Data for the task:
☆ ☆ ☆ ☆ ☆

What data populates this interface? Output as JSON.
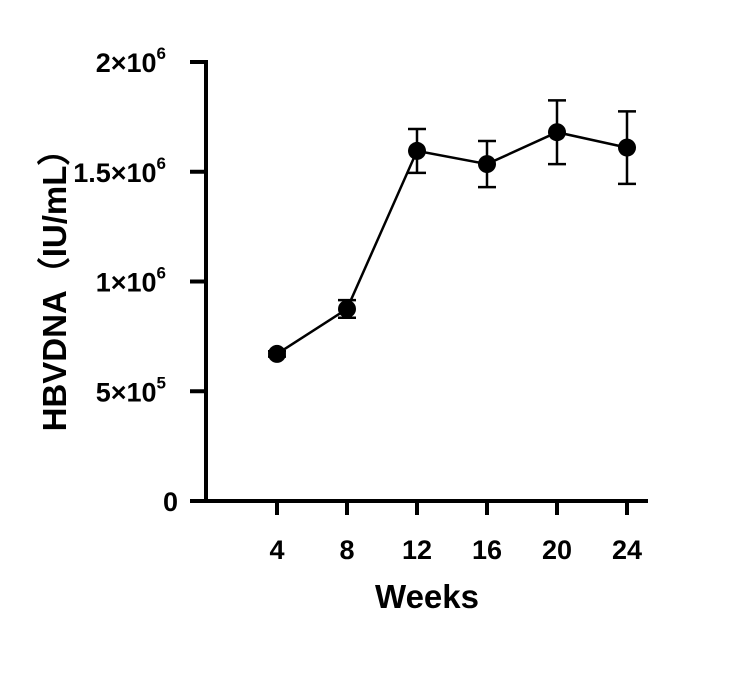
{
  "chart_data": {
    "type": "line",
    "xlabel": "Weeks",
    "ylabel": "HBVDNA（IU/mL）",
    "x": [
      4,
      8,
      12,
      16,
      20,
      24
    ],
    "x_ticks": [
      "4",
      "8",
      "12",
      "16",
      "20",
      "24"
    ],
    "xlim": [
      0,
      25
    ],
    "y_ticks": [
      {
        "value": 0,
        "mantissa": "0",
        "exponent": ""
      },
      {
        "value": 500000,
        "mantissa": "5×10",
        "exponent": "5"
      },
      {
        "value": 1000000,
        "mantissa": "1×10",
        "exponent": "6"
      },
      {
        "value": 1500000,
        "mantissa": "1.5×10",
        "exponent": "6"
      },
      {
        "value": 2000000,
        "mantissa": "2×10",
        "exponent": "6"
      }
    ],
    "ylim": [
      0,
      2000000
    ],
    "series": [
      {
        "values": [
          670000,
          875000,
          1595000,
          1535000,
          1680000,
          1610000
        ],
        "error": [
          12000,
          40000,
          100000,
          105000,
          145000,
          165000
        ]
      }
    ],
    "grid": false,
    "legend": "none",
    "color": "#000000"
  }
}
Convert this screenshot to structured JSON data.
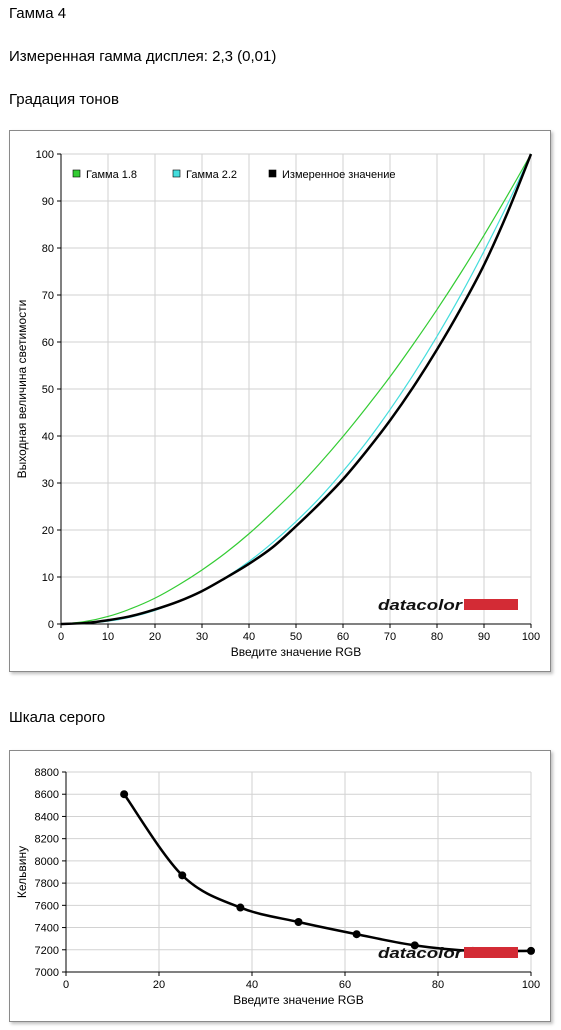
{
  "header": {
    "title": "Гамма 4",
    "measured_gamma": "Измеренная гамма дисплея: 2,3 (0,01)",
    "tone_section": "Градация тонов",
    "gray_section": "Шкала серого"
  },
  "logo": {
    "text": "datacolor",
    "bar_color": "#d32b35"
  },
  "chart_data": [
    {
      "type": "line",
      "x": [
        0,
        5,
        10,
        15,
        20,
        25,
        30,
        35,
        40,
        45,
        50,
        55,
        60,
        65,
        70,
        75,
        80,
        85,
        90,
        95,
        100
      ],
      "series": [
        {
          "name": "Гамма 1.8",
          "color": "#33cc33",
          "values": [
            0,
            0.5,
            1.6,
            3.3,
            5.5,
            8.3,
            11.5,
            15.1,
            19.2,
            23.8,
            28.7,
            34.1,
            39.9,
            46.1,
            52.6,
            59.6,
            66.9,
            74.6,
            82.7,
            91.2,
            100
          ]
        },
        {
          "name": "Гамма 2.2",
          "color": "#44dddd",
          "values": [
            0,
            0.1,
            0.6,
            1.5,
            2.9,
            4.8,
            7.1,
            9.9,
            13.3,
            17.3,
            21.8,
            26.8,
            32.5,
            38.7,
            45.6,
            53.1,
            61.2,
            69.9,
            79.3,
            89.3,
            100
          ]
        },
        {
          "name": "Измеренное значение",
          "color": "#000000",
          "values": [
            0,
            0.2,
            0.8,
            1.7,
            3.1,
            4.8,
            7,
            9.8,
            12.8,
            16.3,
            20.8,
            25.6,
            30.8,
            36.8,
            43.3,
            50.5,
            58.4,
            67,
            76.4,
            87.5,
            100
          ]
        }
      ],
      "xlabel": "Введите значение RGB",
      "ylabel": "Выходная величина светимости",
      "xlim": [
        0,
        100
      ],
      "ylim": [
        0,
        100
      ],
      "xticks": [
        "0",
        "10",
        "20",
        "30",
        "40",
        "50",
        "60",
        "70",
        "80",
        "90",
        "100"
      ],
      "yticks": [
        "0",
        "10",
        "20",
        "30",
        "40",
        "50",
        "60",
        "70",
        "80",
        "90",
        "100"
      ],
      "grid": true,
      "legend": "top"
    },
    {
      "type": "line",
      "x": [
        12.5,
        25,
        37.5,
        50,
        62.5,
        75,
        87.5,
        100
      ],
      "series": [
        {
          "color": "#000000",
          "values": [
            8600,
            7870,
            7580,
            7450,
            7340,
            7240,
            7190,
            7190
          ]
        }
      ],
      "xlabel": "Введите значение RGB",
      "ylabel": "Кельвину",
      "xlim": [
        0,
        100
      ],
      "ylim": [
        7000,
        8800
      ],
      "xticks": [
        "0",
        "20",
        "40",
        "60",
        "80",
        "100"
      ],
      "yticks": [
        "7000",
        "7200",
        "7400",
        "7600",
        "7800",
        "8000",
        "8200",
        "8400",
        "8600",
        "8800"
      ],
      "grid": true,
      "markers": true
    }
  ]
}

☆ ☆ ☆ ☆ ☆

Given exercise:
Leave out the pictures and restate everything else word for word.

The response:
What data populates this interface? Output as JSON.
{
  "chart_data": {
    "type": "line",
    "xlabel": "Weeks",
    "ylabel": "HBVDNA（IU/mL）",
    "x": [
      4,
      8,
      12,
      16,
      20,
      24
    ],
    "x_ticks": [
      "4",
      "8",
      "12",
      "16",
      "20",
      "24"
    ],
    "xlim": [
      0,
      25
    ],
    "y_ticks": [
      {
        "value": 0,
        "mantissa": "0",
        "exponent": ""
      },
      {
        "value": 500000,
        "mantissa": "5×10",
        "exponent": "5"
      },
      {
        "value": 1000000,
        "mantissa": "1×10",
        "exponent": "6"
      },
      {
        "value": 1500000,
        "mantissa": "1.5×10",
        "exponent": "6"
      },
      {
        "value": 2000000,
        "mantissa": "2×10",
        "exponent": "6"
      }
    ],
    "ylim": [
      0,
      2000000
    ],
    "series": [
      {
        "values": [
          670000,
          875000,
          1595000,
          1535000,
          1680000,
          1610000
        ],
        "error": [
          12000,
          40000,
          100000,
          105000,
          145000,
          165000
        ]
      }
    ],
    "grid": false,
    "legend": "none",
    "color": "#000000"
  }
}
Convert this screenshot to structured JSON data.
{
  "header": {
    "title": "Гамма 4",
    "measured_gamma": "Измеренная гамма дисплея: 2,3 (0,01)",
    "tone_section": "Градация тонов",
    "gray_section": "Шкала серого"
  },
  "logo": {
    "text": "datacolor",
    "bar_color": "#d32b35"
  },
  "chart_data": [
    {
      "type": "line",
      "x": [
        0,
        5,
        10,
        15,
        20,
        25,
        30,
        35,
        40,
        45,
        50,
        55,
        60,
        65,
        70,
        75,
        80,
        85,
        90,
        95,
        100
      ],
      "series": [
        {
          "name": "Гамма 1.8",
          "color": "#33cc33",
          "values": [
            0,
            0.5,
            1.6,
            3.3,
            5.5,
            8.3,
            11.5,
            15.1,
            19.2,
            23.8,
            28.7,
            34.1,
            39.9,
            46.1,
            52.6,
            59.6,
            66.9,
            74.6,
            82.7,
            91.2,
            100
          ]
        },
        {
          "name": "Гамма 2.2",
          "color": "#44dddd",
          "values": [
            0,
            0.1,
            0.6,
            1.5,
            2.9,
            4.8,
            7.1,
            9.9,
            13.3,
            17.3,
            21.8,
            26.8,
            32.5,
            38.7,
            45.6,
            53.1,
            61.2,
            69.9,
            79.3,
            89.3,
            100
          ]
        },
        {
          "name": "Измеренное значение",
          "color": "#000000",
          "values": [
            0,
            0.2,
            0.8,
            1.7,
            3.1,
            4.8,
            7,
            9.8,
            12.8,
            16.3,
            20.8,
            25.6,
            30.8,
            36.8,
            43.3,
            50.5,
            58.4,
            67,
            76.4,
            87.5,
            100
          ]
        }
      ],
      "xlabel": "Введите значение RGB",
      "ylabel": "Выходная величина светимости",
      "xlim": [
        0,
        100
      ],
      "ylim": [
        0,
        100
      ],
      "xticks": [
        "0",
        "10",
        "20",
        "30",
        "40",
        "50",
        "60",
        "70",
        "80",
        "90",
        "100"
      ],
      "yticks": [
        "0",
        "10",
        "20",
        "30",
        "40",
        "50",
        "60",
        "70",
        "80",
        "90",
        "100"
      ],
      "grid": true,
      "legend": "top"
    },
    {
      "type": "line",
      "x": [
        12.5,
        25,
        37.5,
        50,
        62.5,
        75,
        87.5,
        100
      ],
      "series": [
        {
          "color": "#000000",
          "values": [
            8600,
            7870,
            7580,
            7450,
            7340,
            7240,
            7190,
            7190
          ]
        }
      ],
      "xlabel": "Введите значение RGB",
      "ylabel": "Кельвину",
      "xlim": [
        0,
        100
      ],
      "ylim": [
        7000,
        8800
      ],
      "xticks": [
        "0",
        "20",
        "40",
        "60",
        "80",
        "100"
      ],
      "yticks": [
        "7000",
        "7200",
        "7400",
        "7600",
        "7800",
        "8000",
        "8200",
        "8400",
        "8600",
        "8800"
      ],
      "grid": true,
      "markers": true
    }
  ]
}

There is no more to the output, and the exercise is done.